Brief -> Filter the records below for the word "picture". Copy each line that holds it.
^^^^^^^^^^^^^^^^
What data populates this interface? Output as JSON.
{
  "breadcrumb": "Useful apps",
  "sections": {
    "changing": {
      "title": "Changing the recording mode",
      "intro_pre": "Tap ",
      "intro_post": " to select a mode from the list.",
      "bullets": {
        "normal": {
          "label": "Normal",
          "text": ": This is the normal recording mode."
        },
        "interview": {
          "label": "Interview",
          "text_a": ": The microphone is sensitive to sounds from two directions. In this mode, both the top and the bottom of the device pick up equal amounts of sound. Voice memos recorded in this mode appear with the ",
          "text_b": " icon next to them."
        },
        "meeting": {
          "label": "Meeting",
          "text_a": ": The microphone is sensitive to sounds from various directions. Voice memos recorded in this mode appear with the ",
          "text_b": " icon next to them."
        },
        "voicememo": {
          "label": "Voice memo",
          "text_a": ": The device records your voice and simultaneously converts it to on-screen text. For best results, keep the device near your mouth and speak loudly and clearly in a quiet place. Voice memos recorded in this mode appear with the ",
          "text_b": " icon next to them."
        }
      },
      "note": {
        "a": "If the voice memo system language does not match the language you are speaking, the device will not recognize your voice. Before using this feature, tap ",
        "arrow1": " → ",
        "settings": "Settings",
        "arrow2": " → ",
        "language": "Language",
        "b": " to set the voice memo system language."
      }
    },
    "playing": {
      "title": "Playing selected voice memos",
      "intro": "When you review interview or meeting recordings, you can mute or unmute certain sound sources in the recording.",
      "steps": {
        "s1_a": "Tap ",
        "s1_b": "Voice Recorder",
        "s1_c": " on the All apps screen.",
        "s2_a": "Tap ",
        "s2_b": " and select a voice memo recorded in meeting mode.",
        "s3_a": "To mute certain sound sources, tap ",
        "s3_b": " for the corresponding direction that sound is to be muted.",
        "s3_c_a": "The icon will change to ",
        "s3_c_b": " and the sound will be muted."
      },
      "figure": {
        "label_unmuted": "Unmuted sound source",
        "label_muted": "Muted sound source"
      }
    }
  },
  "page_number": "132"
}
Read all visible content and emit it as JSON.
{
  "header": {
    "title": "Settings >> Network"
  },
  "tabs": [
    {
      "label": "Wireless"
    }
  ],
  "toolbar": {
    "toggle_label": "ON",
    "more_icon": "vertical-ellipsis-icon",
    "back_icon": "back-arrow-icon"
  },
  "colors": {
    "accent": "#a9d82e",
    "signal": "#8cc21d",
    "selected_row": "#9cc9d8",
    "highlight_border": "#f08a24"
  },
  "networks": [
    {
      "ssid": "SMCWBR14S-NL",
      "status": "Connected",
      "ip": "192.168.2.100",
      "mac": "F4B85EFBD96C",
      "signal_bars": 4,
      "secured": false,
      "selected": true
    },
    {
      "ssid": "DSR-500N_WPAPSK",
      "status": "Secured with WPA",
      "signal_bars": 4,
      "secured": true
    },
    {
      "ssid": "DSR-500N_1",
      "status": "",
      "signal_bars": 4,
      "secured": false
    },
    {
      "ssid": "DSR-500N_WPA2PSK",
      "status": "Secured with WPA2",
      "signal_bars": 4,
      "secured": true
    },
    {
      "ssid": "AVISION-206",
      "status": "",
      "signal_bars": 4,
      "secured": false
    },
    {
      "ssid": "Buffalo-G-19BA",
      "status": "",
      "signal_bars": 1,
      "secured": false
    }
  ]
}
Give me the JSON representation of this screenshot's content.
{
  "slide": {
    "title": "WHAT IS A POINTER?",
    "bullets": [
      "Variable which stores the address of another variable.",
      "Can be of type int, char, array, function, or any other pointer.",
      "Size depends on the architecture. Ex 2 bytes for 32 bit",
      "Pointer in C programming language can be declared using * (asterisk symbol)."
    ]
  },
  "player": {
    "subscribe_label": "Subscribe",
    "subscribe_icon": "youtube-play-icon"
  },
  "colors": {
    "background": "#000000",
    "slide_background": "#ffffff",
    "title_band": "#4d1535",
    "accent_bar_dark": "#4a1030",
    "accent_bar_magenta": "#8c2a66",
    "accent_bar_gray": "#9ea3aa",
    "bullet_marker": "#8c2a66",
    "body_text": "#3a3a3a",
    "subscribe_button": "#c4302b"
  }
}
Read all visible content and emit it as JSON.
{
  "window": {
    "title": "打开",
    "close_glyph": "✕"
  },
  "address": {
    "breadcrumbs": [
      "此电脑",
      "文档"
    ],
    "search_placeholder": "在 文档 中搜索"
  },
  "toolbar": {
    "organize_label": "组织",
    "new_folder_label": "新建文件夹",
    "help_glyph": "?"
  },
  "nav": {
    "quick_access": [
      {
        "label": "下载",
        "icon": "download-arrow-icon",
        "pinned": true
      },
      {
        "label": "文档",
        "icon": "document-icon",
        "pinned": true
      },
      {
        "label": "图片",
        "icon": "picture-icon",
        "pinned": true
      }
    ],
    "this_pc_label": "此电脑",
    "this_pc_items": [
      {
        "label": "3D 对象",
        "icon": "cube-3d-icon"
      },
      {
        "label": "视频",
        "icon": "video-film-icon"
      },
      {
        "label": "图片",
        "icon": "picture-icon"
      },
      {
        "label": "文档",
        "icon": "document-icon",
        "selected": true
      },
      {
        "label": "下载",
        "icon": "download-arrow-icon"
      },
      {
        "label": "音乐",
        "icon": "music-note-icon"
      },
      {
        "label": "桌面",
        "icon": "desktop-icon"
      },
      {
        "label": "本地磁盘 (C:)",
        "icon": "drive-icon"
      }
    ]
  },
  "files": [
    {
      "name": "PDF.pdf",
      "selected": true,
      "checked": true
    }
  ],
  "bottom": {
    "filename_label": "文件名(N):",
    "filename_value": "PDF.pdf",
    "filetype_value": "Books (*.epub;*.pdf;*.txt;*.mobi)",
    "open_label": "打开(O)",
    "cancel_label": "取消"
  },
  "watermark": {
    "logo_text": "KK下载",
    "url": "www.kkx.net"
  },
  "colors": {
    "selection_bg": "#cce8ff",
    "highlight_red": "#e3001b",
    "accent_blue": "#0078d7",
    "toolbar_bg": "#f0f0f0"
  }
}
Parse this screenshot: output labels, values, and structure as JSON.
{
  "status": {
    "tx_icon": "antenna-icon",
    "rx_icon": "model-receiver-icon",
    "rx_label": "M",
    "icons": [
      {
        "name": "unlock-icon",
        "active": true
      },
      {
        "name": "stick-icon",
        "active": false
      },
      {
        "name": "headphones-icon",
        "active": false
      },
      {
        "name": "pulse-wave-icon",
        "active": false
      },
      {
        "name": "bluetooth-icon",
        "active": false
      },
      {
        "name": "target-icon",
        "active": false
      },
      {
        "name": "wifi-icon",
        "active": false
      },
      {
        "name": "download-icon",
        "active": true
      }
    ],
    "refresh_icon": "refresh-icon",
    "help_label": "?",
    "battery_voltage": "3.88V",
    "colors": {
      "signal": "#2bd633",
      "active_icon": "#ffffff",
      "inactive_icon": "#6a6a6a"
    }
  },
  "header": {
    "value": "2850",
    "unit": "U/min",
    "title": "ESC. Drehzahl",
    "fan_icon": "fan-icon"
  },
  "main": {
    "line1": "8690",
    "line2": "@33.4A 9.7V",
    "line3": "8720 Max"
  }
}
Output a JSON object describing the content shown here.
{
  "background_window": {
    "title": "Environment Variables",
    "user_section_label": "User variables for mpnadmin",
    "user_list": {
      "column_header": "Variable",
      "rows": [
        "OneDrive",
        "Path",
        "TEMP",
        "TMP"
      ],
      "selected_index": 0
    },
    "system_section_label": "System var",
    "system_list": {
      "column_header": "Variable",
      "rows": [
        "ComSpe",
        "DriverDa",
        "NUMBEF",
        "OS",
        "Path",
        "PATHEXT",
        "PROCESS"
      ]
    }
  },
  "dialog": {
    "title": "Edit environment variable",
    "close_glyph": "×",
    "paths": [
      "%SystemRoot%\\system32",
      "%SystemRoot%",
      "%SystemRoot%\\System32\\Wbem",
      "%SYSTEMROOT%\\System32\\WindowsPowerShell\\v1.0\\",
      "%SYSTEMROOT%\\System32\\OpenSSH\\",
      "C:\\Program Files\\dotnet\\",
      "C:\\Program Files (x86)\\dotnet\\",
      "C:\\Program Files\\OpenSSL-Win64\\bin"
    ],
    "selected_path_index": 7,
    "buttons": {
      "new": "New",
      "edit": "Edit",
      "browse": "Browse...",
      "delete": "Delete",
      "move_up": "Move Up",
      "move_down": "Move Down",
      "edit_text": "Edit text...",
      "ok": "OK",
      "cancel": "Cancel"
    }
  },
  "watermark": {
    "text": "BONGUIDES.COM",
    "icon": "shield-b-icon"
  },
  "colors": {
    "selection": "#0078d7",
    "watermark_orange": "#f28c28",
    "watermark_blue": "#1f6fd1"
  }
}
^^^^^^^^^^^^^^^^
Exercise result ->
        "icon": "picture-icon",
        "icon": "picture-icon"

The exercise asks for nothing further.